* **TEXT SHOWN**:
■ ■ ■

Utterly gripping, I couldn’t put this down and read it in a day. It was tense, face paced and original. The detail to the technical knowledge needed and the way the author enabled us to experience the life of a sat diver was exemplary. The unfolding backstory meant some twists and turns and we were kept guessing till the end. In fact, I feel I’m still guessing some what. This isn’t a story where everything is neatly tied up and presented to the reader with a bow on top. There is some ambiguity that will make for a great discussion post publication I’m sure.
A small group of divers have been paid incredibly well to live in a hyperbaric chamber for around a month. Their job is to dive to the bottom of the sea bed and repair oil pipes. The job is incredibly dangerous and everyone relies on everyone being diligent and professional.
But when a member of the team is found unresponsive in his bunk, the group becomes tense, fractious and suspicious of each other, especially as that member had never ventured from his bunk all day.
With a four day wait for decompression of the chamber to happen, mind games start to play on the remaining group. After all if someone doesn’t unlock the chamber they will all die.
I’m not sure I’ve read such a taut tense book like this before.
This really is the ultimate locked in mystery.
This is a testament of a writer that is on top of their game. I found myself transfixed and uncomfortable at the same time, but in a good way.
Will Dean really is a fine and clever writer and I found this book to be astonishingly good.
What a read! This is a proper locked room drama. Where you really have no idea who is killing people and how until the story starts to unravel right at the end. I really liked the ending of which I shall say no more….
I think the writing and detail of the chamber was great as it did really create the sense of being confined in a small space and at times how difficult and boring it must be especially with nothing to do but wait. The characters added to the sense of atmosphere too as they felt quite on edge and with their own demons.
How can a book set in one tiny chamber be fast paced and frightening? Just add one Will Dean.
A really unusual mystery which did nothing to ease my claustrophobia and which I zipped through in one day. A definite must read.
I would give this book 6 stars if that was an option.
Genuinely the most claustrophobic, intense, terrifying book I have read in my life!

■ ■ ■

* **YOUR ASSIGNMENT**:
In the book reviews, how long do the divers have to wait for the chamber to decompress? These lines have nothing to do with the book reviews.

* **SUPPLIED ENTRIES**:
■ ■ ■

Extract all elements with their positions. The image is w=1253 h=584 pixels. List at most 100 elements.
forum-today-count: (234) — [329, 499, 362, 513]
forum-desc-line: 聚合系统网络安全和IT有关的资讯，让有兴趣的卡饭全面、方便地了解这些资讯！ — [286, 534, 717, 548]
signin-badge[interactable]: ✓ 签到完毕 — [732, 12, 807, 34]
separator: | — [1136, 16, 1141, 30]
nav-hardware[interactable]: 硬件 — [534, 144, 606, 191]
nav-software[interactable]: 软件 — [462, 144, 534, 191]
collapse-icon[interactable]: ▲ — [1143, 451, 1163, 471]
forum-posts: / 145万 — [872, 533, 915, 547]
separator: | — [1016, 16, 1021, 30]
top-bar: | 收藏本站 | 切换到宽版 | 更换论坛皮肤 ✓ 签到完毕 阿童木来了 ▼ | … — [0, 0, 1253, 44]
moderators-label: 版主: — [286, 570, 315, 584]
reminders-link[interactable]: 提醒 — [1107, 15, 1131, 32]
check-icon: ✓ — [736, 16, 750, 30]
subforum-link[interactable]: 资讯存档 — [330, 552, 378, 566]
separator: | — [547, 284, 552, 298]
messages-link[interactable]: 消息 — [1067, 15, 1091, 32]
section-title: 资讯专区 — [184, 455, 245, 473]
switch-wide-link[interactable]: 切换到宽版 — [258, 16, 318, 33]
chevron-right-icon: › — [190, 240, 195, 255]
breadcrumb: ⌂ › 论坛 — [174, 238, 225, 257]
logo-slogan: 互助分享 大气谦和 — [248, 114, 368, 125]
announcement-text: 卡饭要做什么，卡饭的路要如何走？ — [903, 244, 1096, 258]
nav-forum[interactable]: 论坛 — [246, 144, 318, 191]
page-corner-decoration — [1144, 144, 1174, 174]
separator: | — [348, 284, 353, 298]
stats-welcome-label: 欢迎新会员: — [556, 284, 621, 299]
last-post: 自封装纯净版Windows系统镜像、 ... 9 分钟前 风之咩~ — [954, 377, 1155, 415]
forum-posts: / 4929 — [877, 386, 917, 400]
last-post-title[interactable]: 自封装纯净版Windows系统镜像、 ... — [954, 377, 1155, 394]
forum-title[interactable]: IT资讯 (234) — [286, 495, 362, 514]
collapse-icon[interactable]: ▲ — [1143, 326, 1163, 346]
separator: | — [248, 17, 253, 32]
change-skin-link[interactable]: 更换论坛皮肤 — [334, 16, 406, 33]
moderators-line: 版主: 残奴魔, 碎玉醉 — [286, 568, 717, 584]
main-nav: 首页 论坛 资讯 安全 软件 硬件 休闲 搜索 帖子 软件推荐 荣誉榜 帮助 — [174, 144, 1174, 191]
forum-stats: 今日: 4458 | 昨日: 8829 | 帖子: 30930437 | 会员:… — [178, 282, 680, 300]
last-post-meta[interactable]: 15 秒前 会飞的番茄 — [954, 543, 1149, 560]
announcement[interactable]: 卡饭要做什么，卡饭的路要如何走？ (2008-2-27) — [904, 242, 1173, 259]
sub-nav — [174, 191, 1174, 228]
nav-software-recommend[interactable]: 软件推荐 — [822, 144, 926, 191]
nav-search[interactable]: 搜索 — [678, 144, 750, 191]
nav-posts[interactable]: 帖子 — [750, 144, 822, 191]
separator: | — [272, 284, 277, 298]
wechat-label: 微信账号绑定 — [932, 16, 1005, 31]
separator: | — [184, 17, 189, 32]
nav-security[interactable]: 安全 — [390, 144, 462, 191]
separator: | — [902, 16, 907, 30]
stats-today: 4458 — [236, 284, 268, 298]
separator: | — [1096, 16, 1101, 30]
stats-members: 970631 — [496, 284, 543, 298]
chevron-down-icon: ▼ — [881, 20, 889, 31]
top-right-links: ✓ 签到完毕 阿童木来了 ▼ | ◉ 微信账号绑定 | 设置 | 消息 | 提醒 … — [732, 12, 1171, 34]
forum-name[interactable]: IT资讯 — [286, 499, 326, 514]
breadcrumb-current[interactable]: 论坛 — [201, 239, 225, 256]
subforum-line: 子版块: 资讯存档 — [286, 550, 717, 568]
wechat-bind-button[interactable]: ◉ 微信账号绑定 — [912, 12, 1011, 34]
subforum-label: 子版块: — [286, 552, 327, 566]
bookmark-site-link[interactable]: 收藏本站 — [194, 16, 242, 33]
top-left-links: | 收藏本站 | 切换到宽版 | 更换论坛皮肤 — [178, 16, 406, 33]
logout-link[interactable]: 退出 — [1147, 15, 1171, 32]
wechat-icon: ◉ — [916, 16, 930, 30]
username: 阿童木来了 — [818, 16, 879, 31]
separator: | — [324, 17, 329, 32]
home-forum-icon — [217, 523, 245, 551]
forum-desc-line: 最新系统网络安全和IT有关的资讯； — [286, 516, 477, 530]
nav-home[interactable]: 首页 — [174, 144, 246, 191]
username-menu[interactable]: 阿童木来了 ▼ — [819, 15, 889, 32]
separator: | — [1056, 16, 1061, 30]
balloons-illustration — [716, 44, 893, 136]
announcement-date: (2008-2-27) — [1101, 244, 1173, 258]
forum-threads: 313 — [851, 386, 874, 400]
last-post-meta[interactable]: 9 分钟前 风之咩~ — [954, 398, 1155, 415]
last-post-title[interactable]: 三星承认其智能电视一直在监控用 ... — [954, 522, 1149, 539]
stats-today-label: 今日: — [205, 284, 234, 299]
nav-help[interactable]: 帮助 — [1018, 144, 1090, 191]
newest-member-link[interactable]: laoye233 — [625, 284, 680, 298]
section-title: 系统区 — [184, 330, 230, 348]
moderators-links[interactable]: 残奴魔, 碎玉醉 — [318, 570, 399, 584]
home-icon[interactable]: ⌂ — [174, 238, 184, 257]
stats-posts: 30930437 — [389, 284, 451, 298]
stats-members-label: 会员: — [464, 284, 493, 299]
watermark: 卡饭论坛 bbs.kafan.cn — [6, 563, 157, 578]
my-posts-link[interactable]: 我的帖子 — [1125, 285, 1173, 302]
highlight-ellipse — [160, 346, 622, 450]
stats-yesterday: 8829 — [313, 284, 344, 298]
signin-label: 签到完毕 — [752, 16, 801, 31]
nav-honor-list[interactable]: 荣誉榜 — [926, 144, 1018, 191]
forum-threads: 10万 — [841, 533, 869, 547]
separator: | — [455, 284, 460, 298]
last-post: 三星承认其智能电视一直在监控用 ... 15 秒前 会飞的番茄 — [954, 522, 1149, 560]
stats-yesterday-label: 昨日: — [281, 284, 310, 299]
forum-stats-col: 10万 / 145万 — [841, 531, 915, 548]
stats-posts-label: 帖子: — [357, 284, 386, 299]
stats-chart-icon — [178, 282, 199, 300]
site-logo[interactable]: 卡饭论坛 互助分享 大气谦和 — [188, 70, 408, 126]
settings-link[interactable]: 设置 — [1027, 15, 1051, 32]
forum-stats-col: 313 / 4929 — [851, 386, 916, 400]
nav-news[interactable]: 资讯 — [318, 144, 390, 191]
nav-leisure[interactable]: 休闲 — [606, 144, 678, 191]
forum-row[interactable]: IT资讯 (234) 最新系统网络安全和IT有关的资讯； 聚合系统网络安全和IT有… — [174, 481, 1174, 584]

■ ■ ■

* **TASK SOLUTION**:
Four days.